## EXERCISE REQUIREMENTS
The exercise asks for every line of the data to be reproduced exactly.

## SUPPLIED DATA
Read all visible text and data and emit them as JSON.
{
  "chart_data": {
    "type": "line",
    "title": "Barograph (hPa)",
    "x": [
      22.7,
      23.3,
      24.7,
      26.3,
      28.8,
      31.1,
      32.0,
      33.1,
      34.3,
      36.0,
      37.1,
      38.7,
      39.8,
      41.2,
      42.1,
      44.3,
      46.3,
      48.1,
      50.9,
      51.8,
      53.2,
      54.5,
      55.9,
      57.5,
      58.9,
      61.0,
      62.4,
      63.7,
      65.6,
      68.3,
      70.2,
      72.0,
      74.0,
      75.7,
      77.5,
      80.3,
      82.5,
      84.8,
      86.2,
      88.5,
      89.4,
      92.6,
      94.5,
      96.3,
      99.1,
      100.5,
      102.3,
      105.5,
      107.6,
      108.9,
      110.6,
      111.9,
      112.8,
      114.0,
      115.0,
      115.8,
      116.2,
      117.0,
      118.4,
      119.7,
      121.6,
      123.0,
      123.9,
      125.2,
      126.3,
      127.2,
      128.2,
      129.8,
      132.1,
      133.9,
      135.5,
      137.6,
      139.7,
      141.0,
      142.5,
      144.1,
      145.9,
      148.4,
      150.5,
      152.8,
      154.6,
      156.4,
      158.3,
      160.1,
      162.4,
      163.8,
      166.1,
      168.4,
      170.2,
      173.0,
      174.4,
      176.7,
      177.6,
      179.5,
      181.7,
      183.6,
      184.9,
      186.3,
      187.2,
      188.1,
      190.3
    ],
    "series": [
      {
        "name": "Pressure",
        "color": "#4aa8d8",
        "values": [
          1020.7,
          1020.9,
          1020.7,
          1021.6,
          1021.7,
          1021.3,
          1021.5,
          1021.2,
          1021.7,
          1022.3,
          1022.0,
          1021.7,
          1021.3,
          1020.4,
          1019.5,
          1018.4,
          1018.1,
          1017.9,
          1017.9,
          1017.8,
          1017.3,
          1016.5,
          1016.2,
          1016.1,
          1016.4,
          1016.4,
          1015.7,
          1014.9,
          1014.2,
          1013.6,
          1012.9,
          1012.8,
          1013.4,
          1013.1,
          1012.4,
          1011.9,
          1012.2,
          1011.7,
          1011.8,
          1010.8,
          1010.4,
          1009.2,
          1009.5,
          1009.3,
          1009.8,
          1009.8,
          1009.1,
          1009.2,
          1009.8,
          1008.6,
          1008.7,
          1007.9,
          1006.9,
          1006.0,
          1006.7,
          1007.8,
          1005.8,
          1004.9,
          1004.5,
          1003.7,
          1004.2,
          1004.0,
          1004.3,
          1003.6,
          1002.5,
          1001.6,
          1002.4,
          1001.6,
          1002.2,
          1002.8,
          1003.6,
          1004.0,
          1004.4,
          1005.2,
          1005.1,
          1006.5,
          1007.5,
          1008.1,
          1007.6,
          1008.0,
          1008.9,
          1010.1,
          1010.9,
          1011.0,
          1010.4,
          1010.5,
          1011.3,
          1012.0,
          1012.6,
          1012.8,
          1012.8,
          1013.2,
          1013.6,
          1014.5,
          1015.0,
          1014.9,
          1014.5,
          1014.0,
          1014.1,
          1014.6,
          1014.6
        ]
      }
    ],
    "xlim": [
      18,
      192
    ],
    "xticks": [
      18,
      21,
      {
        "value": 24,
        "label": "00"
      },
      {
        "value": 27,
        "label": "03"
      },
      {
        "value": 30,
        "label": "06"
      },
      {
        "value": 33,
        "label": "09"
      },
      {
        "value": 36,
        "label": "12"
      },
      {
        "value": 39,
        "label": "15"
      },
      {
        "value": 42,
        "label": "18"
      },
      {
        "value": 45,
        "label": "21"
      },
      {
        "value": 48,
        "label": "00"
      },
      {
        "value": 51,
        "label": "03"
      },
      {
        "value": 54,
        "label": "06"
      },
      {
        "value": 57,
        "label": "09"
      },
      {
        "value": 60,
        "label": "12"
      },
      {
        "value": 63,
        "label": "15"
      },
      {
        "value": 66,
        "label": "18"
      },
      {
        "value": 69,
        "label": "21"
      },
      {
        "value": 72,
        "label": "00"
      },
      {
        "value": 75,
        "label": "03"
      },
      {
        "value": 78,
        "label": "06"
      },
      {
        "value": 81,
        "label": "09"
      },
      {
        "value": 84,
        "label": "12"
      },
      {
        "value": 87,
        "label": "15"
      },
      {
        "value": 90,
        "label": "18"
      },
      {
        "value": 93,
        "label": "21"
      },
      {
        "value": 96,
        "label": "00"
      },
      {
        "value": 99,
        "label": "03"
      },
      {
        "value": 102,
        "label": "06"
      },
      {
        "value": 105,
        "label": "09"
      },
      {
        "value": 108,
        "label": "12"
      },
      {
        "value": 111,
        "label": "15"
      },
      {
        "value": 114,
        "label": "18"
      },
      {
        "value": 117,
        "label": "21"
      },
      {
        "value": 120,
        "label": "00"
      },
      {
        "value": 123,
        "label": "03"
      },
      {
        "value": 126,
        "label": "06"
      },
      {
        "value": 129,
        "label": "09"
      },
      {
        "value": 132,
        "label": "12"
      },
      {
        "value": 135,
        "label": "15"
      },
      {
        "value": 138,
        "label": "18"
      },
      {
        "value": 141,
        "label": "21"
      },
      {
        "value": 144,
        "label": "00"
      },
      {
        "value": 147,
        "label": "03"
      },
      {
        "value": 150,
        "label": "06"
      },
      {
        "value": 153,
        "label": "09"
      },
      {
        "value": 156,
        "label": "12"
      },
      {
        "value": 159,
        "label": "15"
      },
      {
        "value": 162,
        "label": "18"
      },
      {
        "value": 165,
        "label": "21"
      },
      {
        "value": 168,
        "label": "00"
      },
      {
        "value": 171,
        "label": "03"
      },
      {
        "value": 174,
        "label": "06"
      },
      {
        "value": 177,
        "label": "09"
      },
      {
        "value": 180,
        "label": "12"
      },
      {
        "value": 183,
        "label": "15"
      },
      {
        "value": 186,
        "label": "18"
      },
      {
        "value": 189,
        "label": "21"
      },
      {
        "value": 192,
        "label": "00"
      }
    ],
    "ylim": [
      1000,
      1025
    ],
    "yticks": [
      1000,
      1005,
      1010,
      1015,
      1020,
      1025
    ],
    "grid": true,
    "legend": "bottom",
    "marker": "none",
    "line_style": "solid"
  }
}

## PROBLEM SOLUTION
Read all visible text and data and emit them as JSON.
{
  "chart_data": {
    "type": "line",
    "title": "Barograph (hPa)",
    "x": [
      22.7,
      23.3,
      24.7,
      26.3,
      28.8,
      31.1,
      32.0,
      33.1,
      34.3,
      36.0,
      37.1,
      38.7,
      39.8,
      41.2,
      42.1,
      44.3,
      46.3,
      48.1,
      50.9,
      51.8,
      53.2,
      54.5,
      55.9,
      57.5,
      58.9,
      61.0,
      62.4,
      63.7,
      65.6,
      68.3,
      70.2,
      72.0,
      74.0,
      75.7,
      77.5,
      80.3,
      82.5,
      84.8,
      86.2,
      88.5,
      89.4,
      92.6,
      94.5,
      96.3,
      99.1,
      100.5,
      102.3,
      105.5,
      107.6,
      108.9,
      110.6,
      111.9,
      112.8,
      114.0,
      115.0,
      115.8,
      116.2,
      117.0,
      118.4,
      119.7,
      121.6,
      123.0,
      123.9,
      125.2,
      126.3,
      127.2,
      128.2,
      129.8,
      132.1,
      133.9,
      135.5,
      137.6,
      139.7,
      141.0,
      142.5,
      144.1,
      145.9,
      148.4,
      150.5,
      152.8,
      154.6,
      156.4,
      158.3,
      160.1,
      162.4,
      163.8,
      166.1,
      168.4,
      170.2,
      173.0,
      174.4,
      176.7,
      177.6,
      179.5,
      181.7,
      183.6,
      184.9,
      186.3,
      187.2,
      188.1,
      190.3
    ],
    "series": [
      {
        "name": "Pressure",
        "color": "#4aa8d8",
        "values": [
          1020.7,
          1020.9,
          1020.7,
          1021.6,
          1021.7,
          1021.3,
          1021.5,
          1021.2,
          1021.7,
          1022.3,
          1022.0,
          1021.7,
          1021.3,
          1020.4,
          1019.5,
          1018.4,
          1018.1,
          1017.9,
          1017.9,
          1017.8,
          1017.3,
          1016.5,
          1016.2,
          1016.1,
          1016.4,
          1016.4,
          1015.7,
          1014.9,
          1014.2,
          1013.6,
          1012.9,
          1012.8,
          1013.4,
          1013.1,
          1012.4,
          1011.9,
          1012.2,
          1011.7,
          1011.8,
          1010.8,
          1010.4,
          1009.2,
          1009.5,
          1009.3,
          1009.8,
          1009.8,
          1009.1,
          1009.2,
          1009.8,
          1008.6,
          1008.7,
          1007.9,
          1006.9,
          1006.0,
          1006.7,
          1007.8,
          1005.8,
          1004.9,
          1004.5,
          1003.7,
          1004.2,
          1004.0,
          1004.3,
          1003.6,
          1002.5,
          1001.6,
          1002.4,
          1001.6,
          1002.2,
          1002.8,
          1003.6,
          1004.0,
          1004.4,
          1005.2,
          1005.1,
          1006.5,
          1007.5,
          1008.1,
          1007.6,
          1008.0,
          1008.9,
          1010.1,
          1010.9,
          1011.0,
          1010.4,
          1010.5,
          1011.3,
          1012.0,
          1012.6,
          1012.8,
          1012.8,
          1013.2,
          1013.6,
          1014.5,
          1015.0,
          1014.9,
          1014.5,
          1014.0,
          1014.1,
          1014.6,
          1014.6
        ]
      }
    ],
    "xlim": [
      18,
      192
    ],
    "xticks": [
      18,
      21,
      {
        "value": 24,
        "label": "00"
      },
      {
        "value": 27,
        "label": "03"
      },
      {
        "value": 30,
        "label": "06"
      },
      {
        "value": 33,
        "label": "09"
      },
      {
        "value": 36,
        "label": "12"
      },
      {
        "value": 39,
        "label": "15"
      },
      {
        "value": 42,
        "label": "18"
      },
      {
        "value": 45,
        "label": "21"
      },
      {
        "value": 48,
        "label": "00"
      },
      {
        "value": 51,
        "label": "03"
      },
      {
        "value": 54,
        "label": "06"
      },
      {
        "value": 57,
        "label": "09"
      },
      {
        "value": 60,
        "label": "12"
      },
      {
        "value": 63,
        "label": "15"
      },
      {
        "value": 66,
        "label": "18"
      },
      {
        "value": 69,
        "label": "21"
      },
      {
        "value": 72,
        "label": "00"
      },
      {
        "value": 75,
        "label": "03"
      },
      {
        "value": 78,
        "label": "06"
      },
      {
        "value": 81,
        "label": "09"
      },
      {
        "value": 84,
        "label": "12"
      },
      {
        "value": 87,
        "label": "15"
      },
      {
        "value": 90,
        "label": "18"
      },
      {
        "value": 93,
        "label": "21"
      },
      {
        "value": 96,
        "label": "00"
      },
      {
        "value": 99,
        "label": "03"
      },
      {
        "value": 102,
        "label": "06"
      },
      {
        "value": 105,
        "label": "09"
      },
      {
        "value": 108,
        "label": "12"
      },
      {
        "value": 111,
        "label": "15"
      },
      {
        "value": 114,
        "label": "18"
      },
      {
        "value": 117,
        "label": "21"
      },
      {
        "value": 120,
        "label": "00"
      },
      {
        "value": 123,
        "label": "03"
      },
      {
        "value": 126,
        "label": "06"
      },
      {
        "value": 129,
        "label": "09"
      },
      {
        "value": 132,
        "label": "12"
      },
      {
        "value": 135,
        "label": "15"
      },
      {
        "value": 138,
        "label": "18"
      },
      {
        "value": 141,
        "label": "21"
      },
      {
        "value": 144,
        "label": "00"
      },
      {
        "value": 147,
        "label": "03"
      },
      {
        "value": 150,
        "label": "06"
      },
      {
        "value": 153,
        "label": "09"
      },
      {
        "value": 156,
        "label": "12"
      },
      {
        "value": 159,
        "label": "15"
      },
      {
        "value": 162,
        "label": "18"
      },
      {
        "value": 165,
        "label": "21"
      },
      {
        "value": 168,
        "label": "00"
      },
      {
        "value": 171,
        "label": "03"
      },
      {
        "value": 174,
        "label": "06"
      },
      {
        "value": 177,
        "label": "09"
      },
      {
        "value": 180,
        "label": "12"
      },
      {
        "value": 183,
        "label": "15"
      },
      {
        "value": 186,
        "label": "18"
      },
      {
        "value": 189,
        "label": "21"
      },
      {
        "value": 192,
        "label": "00"
      }
    ],
    "ylim": [
      1000,
      1025
    ],
    "yticks": [
      1000,
      1005,
      1010,
      1015,
      1020,
      1025
    ],
    "grid": true,
    "legend": "bottom",
    "marker": "none",
    "line_style": "solid"
  }
}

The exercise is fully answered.